### Task goal
State how many lines in the records hold the word "shorturl", giving the number and no other text.

### Information supplied
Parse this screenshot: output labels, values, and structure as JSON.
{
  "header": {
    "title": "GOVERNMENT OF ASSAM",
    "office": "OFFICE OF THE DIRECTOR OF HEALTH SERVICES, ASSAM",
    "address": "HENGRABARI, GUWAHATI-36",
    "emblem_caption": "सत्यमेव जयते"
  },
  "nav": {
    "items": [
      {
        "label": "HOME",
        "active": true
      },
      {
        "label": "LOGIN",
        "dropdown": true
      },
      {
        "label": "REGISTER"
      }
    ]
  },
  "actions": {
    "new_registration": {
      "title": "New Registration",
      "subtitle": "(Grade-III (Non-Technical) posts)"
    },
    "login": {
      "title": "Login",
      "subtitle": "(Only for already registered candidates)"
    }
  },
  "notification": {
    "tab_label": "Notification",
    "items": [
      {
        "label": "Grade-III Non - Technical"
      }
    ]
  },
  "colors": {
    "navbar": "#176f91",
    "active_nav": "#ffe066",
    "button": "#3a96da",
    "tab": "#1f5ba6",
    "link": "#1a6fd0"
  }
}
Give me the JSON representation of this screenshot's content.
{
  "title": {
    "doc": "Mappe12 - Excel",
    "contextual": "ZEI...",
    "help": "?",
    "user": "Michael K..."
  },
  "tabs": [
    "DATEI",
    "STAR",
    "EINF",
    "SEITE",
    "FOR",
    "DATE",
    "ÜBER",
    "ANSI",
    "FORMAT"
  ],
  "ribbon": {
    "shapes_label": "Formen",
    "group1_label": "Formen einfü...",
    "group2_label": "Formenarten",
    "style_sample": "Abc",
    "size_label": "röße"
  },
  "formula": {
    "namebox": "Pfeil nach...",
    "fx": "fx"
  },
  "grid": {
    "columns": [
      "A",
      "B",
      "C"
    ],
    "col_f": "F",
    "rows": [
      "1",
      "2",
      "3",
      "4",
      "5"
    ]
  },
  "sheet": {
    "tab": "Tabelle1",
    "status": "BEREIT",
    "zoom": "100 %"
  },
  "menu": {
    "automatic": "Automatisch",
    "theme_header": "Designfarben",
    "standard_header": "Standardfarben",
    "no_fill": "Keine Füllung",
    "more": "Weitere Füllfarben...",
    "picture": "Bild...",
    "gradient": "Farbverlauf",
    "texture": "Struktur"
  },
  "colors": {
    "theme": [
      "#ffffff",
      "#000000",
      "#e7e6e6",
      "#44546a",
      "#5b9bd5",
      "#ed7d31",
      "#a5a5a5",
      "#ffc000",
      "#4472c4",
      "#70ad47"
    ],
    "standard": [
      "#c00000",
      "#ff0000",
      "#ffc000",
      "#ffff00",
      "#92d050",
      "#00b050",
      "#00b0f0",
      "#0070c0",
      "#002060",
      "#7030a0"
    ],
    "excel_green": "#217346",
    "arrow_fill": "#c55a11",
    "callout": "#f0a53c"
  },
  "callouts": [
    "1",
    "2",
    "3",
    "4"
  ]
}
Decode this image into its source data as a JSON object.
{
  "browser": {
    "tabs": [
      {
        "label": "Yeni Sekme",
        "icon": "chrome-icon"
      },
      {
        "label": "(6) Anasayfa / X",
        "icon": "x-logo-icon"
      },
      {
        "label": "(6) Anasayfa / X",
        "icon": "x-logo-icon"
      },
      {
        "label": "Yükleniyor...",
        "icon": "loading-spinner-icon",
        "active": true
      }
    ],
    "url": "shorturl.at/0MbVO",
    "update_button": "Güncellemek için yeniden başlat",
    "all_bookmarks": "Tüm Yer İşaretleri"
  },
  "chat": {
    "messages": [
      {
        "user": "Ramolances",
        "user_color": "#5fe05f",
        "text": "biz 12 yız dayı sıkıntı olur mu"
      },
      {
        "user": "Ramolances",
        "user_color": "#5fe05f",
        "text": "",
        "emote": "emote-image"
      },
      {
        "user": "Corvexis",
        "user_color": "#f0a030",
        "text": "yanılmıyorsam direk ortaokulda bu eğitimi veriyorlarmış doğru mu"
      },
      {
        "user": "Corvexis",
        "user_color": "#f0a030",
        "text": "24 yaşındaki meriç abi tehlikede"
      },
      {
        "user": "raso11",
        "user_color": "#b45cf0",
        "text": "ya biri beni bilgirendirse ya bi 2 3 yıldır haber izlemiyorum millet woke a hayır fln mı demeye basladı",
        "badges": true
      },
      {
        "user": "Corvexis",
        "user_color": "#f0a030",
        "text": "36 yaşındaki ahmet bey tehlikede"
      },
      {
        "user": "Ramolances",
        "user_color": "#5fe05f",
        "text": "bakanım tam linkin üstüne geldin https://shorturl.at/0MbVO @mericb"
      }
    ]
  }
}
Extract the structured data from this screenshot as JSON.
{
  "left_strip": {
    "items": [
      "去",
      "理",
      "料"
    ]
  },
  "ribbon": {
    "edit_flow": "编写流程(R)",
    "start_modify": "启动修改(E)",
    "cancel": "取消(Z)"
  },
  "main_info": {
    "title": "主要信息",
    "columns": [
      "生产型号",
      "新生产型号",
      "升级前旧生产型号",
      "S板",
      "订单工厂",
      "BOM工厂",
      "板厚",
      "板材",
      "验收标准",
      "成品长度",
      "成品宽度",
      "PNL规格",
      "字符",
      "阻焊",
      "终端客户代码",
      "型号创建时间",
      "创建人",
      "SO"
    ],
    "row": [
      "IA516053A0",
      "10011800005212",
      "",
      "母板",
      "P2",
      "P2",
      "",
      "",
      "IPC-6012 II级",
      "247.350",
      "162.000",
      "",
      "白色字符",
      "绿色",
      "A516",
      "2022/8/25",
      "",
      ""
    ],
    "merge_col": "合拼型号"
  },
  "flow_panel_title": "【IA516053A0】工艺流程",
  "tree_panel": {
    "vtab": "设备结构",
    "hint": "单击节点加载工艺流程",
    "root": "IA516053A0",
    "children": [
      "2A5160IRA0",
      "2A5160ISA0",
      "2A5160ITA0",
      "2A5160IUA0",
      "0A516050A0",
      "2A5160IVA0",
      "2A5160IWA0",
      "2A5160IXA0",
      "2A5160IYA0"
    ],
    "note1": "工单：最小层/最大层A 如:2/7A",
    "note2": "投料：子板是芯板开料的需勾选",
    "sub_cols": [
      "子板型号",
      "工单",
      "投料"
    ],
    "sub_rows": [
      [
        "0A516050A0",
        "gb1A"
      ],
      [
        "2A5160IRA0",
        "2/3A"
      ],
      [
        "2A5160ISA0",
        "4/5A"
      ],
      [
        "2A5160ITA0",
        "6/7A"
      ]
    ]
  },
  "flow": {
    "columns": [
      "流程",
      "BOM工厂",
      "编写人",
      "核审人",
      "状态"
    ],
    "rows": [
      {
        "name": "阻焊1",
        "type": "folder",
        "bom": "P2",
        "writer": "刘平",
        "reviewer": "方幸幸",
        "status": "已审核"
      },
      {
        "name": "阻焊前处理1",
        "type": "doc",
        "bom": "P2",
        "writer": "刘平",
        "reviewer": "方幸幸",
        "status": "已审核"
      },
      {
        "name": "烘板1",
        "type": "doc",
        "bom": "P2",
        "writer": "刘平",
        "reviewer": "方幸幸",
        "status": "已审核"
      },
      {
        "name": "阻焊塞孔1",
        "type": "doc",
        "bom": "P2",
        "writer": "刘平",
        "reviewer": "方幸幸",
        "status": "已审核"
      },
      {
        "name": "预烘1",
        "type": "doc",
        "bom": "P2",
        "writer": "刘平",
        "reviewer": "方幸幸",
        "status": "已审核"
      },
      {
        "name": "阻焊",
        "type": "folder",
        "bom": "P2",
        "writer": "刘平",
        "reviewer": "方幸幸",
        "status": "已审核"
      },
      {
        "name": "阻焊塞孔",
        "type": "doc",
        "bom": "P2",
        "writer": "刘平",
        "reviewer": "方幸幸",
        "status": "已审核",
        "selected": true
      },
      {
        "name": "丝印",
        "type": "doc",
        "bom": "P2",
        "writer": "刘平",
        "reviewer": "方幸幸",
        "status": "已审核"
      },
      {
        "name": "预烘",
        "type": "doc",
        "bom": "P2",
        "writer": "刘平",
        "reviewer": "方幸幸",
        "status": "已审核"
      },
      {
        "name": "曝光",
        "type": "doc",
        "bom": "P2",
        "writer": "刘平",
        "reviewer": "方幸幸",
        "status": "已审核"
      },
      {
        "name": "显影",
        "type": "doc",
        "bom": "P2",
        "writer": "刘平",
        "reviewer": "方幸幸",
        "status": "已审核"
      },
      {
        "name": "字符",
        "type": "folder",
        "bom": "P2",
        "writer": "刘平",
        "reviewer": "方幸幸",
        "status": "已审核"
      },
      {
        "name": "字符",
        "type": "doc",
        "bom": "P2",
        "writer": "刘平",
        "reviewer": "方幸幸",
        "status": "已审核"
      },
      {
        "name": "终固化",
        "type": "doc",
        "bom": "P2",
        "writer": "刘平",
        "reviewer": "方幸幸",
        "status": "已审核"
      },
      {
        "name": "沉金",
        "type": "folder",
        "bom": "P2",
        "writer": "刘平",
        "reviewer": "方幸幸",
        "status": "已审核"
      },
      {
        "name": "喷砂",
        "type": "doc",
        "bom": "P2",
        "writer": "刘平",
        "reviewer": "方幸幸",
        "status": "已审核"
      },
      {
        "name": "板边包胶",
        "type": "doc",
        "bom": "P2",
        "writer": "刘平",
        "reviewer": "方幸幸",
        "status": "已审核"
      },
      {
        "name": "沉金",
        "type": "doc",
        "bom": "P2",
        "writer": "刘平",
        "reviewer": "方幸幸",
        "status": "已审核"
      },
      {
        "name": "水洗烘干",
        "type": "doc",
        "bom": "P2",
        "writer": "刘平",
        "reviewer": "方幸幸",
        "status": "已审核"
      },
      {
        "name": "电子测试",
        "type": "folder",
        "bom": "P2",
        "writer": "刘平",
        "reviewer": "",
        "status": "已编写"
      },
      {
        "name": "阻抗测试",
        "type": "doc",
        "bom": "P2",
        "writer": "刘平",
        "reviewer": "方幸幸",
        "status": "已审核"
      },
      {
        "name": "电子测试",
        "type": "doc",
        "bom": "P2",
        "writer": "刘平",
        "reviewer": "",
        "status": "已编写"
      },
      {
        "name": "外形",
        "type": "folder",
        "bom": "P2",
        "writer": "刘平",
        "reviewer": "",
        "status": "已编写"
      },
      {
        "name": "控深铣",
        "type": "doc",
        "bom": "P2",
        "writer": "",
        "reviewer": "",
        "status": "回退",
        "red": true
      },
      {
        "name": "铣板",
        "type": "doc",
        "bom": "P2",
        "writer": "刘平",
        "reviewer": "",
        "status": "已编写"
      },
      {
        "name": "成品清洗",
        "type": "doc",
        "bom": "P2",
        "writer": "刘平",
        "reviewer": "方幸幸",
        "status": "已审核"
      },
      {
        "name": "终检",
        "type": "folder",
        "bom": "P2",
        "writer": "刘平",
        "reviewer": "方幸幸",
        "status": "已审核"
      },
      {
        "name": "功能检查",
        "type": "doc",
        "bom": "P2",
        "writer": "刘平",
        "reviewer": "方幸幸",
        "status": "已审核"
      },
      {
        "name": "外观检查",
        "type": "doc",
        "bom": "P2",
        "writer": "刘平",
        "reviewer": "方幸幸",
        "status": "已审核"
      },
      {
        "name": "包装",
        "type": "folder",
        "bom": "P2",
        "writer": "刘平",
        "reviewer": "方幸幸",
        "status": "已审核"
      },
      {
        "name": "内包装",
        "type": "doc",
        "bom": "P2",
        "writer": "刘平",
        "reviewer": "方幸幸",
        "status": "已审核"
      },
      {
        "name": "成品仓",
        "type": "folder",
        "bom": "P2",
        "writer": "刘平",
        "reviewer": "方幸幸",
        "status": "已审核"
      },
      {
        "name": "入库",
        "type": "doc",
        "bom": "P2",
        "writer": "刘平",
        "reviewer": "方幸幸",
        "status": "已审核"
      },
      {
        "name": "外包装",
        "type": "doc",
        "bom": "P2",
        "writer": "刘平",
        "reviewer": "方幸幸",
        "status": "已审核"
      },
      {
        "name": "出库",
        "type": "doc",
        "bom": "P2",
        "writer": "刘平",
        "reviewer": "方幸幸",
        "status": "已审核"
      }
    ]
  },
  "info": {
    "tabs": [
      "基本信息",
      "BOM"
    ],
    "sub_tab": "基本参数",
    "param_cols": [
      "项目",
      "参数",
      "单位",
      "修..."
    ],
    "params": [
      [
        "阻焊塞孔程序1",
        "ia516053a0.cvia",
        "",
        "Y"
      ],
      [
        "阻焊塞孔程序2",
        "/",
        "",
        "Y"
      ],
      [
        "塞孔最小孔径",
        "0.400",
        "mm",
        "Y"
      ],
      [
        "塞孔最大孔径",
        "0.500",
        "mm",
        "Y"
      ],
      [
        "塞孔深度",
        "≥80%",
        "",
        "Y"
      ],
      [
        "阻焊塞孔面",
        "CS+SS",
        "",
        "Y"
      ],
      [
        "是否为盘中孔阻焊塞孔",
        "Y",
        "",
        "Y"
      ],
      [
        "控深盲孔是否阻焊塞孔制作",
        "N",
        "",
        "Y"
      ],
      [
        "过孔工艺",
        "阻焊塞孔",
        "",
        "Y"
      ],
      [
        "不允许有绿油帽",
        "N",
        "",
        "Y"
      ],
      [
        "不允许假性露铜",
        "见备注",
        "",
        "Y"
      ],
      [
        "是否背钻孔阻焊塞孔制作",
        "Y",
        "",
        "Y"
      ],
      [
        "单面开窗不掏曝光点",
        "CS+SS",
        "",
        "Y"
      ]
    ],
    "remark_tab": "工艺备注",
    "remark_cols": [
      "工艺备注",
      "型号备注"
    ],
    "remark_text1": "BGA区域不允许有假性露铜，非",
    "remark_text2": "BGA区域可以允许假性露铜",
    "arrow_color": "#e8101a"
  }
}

### Solution
2